● EXERCISE INSTRUCTIONS:
Every record here should be printed again exactly.
** start of INFORMATION SHOWN **
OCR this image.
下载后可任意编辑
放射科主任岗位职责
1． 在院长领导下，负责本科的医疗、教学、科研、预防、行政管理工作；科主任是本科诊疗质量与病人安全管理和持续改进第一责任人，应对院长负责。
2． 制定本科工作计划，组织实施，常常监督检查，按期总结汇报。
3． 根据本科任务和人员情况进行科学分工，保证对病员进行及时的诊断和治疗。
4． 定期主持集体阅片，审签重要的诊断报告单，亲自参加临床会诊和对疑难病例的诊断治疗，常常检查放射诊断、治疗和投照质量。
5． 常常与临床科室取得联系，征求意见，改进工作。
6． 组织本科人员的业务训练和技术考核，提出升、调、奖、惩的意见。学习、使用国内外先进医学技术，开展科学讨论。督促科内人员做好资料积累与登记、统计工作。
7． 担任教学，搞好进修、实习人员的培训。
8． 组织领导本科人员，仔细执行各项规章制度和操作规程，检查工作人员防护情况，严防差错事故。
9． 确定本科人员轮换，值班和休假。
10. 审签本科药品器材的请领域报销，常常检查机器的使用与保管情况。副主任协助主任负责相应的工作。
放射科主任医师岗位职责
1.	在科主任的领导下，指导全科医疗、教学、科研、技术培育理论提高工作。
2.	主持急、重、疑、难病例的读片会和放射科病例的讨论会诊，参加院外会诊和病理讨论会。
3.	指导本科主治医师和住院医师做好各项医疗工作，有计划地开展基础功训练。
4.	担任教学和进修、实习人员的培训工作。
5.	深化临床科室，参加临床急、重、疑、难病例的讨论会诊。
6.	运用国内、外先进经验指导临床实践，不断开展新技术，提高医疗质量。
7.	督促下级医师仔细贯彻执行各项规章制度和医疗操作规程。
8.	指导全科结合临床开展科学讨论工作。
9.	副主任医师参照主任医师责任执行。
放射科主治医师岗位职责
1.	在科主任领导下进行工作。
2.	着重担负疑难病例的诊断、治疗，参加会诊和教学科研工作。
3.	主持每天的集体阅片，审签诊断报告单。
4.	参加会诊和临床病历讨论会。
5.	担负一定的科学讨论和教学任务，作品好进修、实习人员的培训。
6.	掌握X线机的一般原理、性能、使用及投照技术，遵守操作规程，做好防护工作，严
** end of INFORMATION SHOWN **
● COMPLETED TASK:
OCR this image.
下载后可任意编辑
放射科主任岗位职责
1． 在院长领导下，负责本科的医疗、教学、科研、预防、行政管理工作；科主任是本科诊疗质量与病人安全管理和持续改进第一责任人，应对院长负责。
2． 制定本科工作计划，组织实施，常常监督检查，按期总结汇报。
3． 根据本科任务和人员情况进行科学分工，保证对病员进行及时的诊断和治疗。
4． 定期主持集体阅片，审签重要的诊断报告单，亲自参加临床会诊和对疑难病例的诊断治疗，常常检查放射诊断、治疗和投照质量。
5． 常常与临床科室取得联系，征求意见，改进工作。
6． 组织本科人员的业务训练和技术考核，提出升、调、奖、惩的意见。学习、使用国内外先进医学技术，开展科学讨论。督促科内人员做好资料积累与登记、统计工作。
7． 担任教学，搞好进修、实习人员的培训。
8． 组织领导本科人员，仔细执行各项规章制度和操作规程，检查工作人员防护情况，严防差错事故。
9． 确定本科人员轮换，值班和休假。
10. 审签本科药品器材的请领域报销，常常检查机器的使用与保管情况。副主任协助主任负责相应的工作。
放射科主任医师岗位职责
1.	在科主任的领导下，指导全科医疗、教学、科研、技术培育理论提高工作。
2.	主持急、重、疑、难病例的读片会和放射科病例的讨论会诊，参加院外会诊和病理讨论会。
3.	指导本科主治医师和住院医师做好各项医疗工作，有计划地开展基础功训练。
4.	担任教学和进修、实习人员的培训工作。
5.	深化临床科室，参加临床急、重、疑、难病例的讨论会诊。
6.	运用国内、外先进经验指导临床实践，不断开展新技术，提高医疗质量。
7.	督促下级医师仔细贯彻执行各项规章制度和医疗操作规程。
8.	指导全科结合临床开展科学讨论工作。
9.	副主任医师参照主任医师责任执行。
放射科主治医师岗位职责
1.	在科主任领导下进行工作。
2.	着重担负疑难病例的诊断、治疗，参加会诊和教学科研工作。
3.	主持每天的集体阅片，审签诊断报告单。
4.	参加会诊和临床病历讨论会。
5.	担负一定的科学讨论和教学任务，作品好进修、实习人员的培训。
6.	掌握X线机的一般原理、性能、使用及投照技术，遵守操作规程，做好防护工作，严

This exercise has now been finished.